**TEXT SEGMENT**
______________________________

SOAR tool

SOAR: A Light-Weight Guide

If we were to guess, you’ve heard a lot of talk about automation. Your CISO or manager wants everything automated, especially repetitive incident response tasks like investigating phishing submissions or dynamic blocking.

Without a doubt, some of the newest and most exciting technologies to enter the cyber enterprise are Security Automation, Orchestration, and Response tools.

Regardless of your professional cyber security experience, you will find takeaways from this article. Welcome to our SOAR tool guide.

What is a SOAR Tool?

Security Automation, Orchestration, and Response (SOAR) solves several challenges: case management, automating incident response, and threat intelligence management.

A standard SOAR tool has hundreds of API integrations with other cyber security and software vendors that allow you to automate those tools. Combining these integrations allows cyber security engineers to build ‘playbooks’ to automate incident response with actions like containing endpoints, blocking indicators of compromise, or even resetting employee passwords.

SOAR Data FLow

The leading cyber security enterprise tools that integrate into SOAR are endpoint detection and response (EDR), security information and event management (SIEM), and firewalls. However, software like Microsoft Exchange, Slack, and ServiceNow can also easily connect and integrate.

______________________________

**LISTING**
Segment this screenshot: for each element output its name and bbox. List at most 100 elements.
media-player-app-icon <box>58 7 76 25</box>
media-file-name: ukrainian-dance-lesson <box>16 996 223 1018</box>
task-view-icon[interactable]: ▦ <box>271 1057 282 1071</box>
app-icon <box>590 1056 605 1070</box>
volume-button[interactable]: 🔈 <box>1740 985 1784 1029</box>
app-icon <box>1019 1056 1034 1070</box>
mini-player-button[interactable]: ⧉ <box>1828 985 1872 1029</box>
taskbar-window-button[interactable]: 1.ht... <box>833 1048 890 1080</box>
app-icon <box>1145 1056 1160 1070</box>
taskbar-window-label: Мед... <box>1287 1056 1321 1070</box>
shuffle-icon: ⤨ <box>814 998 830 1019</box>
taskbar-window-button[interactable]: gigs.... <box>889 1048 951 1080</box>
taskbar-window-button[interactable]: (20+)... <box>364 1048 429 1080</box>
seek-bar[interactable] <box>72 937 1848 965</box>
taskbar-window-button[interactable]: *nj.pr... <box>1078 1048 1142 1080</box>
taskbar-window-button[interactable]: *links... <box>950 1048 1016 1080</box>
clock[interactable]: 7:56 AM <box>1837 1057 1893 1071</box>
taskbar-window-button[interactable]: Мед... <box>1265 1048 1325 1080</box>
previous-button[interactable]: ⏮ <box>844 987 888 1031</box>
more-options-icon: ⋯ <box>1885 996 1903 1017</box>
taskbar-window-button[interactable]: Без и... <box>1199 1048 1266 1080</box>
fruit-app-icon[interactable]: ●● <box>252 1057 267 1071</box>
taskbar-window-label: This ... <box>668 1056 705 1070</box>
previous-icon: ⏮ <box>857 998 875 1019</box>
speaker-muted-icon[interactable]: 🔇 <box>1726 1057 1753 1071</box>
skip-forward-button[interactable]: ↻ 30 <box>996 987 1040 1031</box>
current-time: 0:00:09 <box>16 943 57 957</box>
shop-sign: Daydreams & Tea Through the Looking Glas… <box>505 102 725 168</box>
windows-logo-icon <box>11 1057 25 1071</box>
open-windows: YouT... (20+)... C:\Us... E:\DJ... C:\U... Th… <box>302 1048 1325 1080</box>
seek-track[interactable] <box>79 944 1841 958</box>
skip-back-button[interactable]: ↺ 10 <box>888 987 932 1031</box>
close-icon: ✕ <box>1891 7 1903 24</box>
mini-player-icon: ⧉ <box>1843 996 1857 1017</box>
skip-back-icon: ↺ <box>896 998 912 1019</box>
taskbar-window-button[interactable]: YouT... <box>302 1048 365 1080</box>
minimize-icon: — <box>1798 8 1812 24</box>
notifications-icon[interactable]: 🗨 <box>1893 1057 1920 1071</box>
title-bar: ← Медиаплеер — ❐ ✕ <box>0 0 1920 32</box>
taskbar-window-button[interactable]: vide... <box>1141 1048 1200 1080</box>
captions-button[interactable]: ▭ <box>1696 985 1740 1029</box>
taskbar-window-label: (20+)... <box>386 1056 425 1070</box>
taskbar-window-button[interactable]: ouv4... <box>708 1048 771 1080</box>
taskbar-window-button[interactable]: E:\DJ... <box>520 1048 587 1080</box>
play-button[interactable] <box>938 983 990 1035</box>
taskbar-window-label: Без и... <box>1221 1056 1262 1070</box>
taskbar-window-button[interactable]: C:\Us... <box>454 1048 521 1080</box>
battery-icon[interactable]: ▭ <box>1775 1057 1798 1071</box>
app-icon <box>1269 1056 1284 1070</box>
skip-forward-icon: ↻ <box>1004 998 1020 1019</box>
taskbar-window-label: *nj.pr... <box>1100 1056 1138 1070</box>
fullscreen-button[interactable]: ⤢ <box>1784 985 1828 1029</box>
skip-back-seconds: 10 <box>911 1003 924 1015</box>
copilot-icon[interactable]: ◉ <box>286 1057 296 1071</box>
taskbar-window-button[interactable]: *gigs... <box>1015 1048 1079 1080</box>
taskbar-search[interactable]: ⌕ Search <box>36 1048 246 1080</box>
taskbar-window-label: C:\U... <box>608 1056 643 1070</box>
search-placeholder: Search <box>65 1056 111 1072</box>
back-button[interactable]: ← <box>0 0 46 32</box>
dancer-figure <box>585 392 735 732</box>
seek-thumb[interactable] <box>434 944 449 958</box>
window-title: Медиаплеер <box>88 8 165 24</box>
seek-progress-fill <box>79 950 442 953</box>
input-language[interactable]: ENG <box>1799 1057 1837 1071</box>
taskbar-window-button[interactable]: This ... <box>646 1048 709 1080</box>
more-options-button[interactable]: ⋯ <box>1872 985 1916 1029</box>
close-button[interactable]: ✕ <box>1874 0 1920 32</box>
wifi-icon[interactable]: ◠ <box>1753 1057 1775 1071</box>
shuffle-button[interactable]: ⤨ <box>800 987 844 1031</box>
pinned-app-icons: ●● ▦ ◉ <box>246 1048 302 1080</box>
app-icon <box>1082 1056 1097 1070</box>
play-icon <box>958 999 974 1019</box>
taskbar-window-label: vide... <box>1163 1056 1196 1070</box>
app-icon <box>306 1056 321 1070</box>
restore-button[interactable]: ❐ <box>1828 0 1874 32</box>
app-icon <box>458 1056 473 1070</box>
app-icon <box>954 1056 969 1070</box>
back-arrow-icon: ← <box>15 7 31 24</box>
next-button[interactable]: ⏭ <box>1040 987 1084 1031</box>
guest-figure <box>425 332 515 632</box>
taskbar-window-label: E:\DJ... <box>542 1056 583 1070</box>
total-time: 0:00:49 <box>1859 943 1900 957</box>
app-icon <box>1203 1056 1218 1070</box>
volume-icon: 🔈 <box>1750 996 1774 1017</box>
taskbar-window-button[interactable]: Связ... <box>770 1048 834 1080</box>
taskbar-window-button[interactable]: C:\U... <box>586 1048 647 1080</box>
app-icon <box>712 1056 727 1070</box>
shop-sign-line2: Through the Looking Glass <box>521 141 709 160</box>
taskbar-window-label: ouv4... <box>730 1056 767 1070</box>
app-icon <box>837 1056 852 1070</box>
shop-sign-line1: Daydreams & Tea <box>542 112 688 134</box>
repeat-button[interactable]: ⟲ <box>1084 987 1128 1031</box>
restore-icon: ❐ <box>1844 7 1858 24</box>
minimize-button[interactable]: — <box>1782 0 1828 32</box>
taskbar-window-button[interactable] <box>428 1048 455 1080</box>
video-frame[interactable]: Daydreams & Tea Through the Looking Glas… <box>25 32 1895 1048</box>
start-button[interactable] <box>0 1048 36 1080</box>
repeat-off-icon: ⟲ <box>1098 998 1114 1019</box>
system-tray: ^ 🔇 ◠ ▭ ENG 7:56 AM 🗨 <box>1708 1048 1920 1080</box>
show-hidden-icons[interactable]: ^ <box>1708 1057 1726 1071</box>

______________________________

Carry on the SOAR tool guide from its last sentence. The rows were taken from a separate source.

**WRITTEN RESPONSE**
These automated actions can now be built in-house with a scripting language like Python, but enterprise-grade SOAR tools include reusable and pre-built actions. These pre-built actions form playbooks and communicate with other vendor tools with API requests.

In conclusion, a SOAR tool and its components form a case management system, allowing engineers to build playbooks to automatically respond to cybersecurity incidents.

Playbooks

Playbooks and their actions run on cases or incidents within the SOAR tool. Cases and incidents – depending on what the vendor names them – are treated as objects. These objects contain relevant information, such as IOCs and events generated from a different tool like your EDR but are most commonly forwarded from SIEMs.

Put another way, cases contain all the information relating to the original incident. An example could be an account lockout alert, the relevant information being the username, source IP address, and source hostname.

What is the Difference Between a SOAR Tool and SIEM?

The only similarity between a SIEM and a SOAR tool is incident management. Both tools help security teams manage and respond to alerts. The main differences are below:

Collecting and Aggregating Logs

SIEM tools collect and aggregate log and security event data centrally from various security tools, servers, databases, and applications. Cyber security engineers build correlation rules using this data to alert on malicious activity. These SIEM-generated alerts require constant manual tuning and response.

On the other hand, a SOAR tool doesn’t collect or aggregate log data. It lets the SIEM handle this. Instead, the SIEM forwards its alerts to the SOAR tool for automation.

Built-in Automation

soar technology

In short, a SIEM doesn’t have built-in playbooks that can automate tasks. For the most part, the closest a SIEM gets to automation are reusable saved search queries. On the other hand, a typical SOAR tool includes hundreds of pre-built customizable actions and playbooks.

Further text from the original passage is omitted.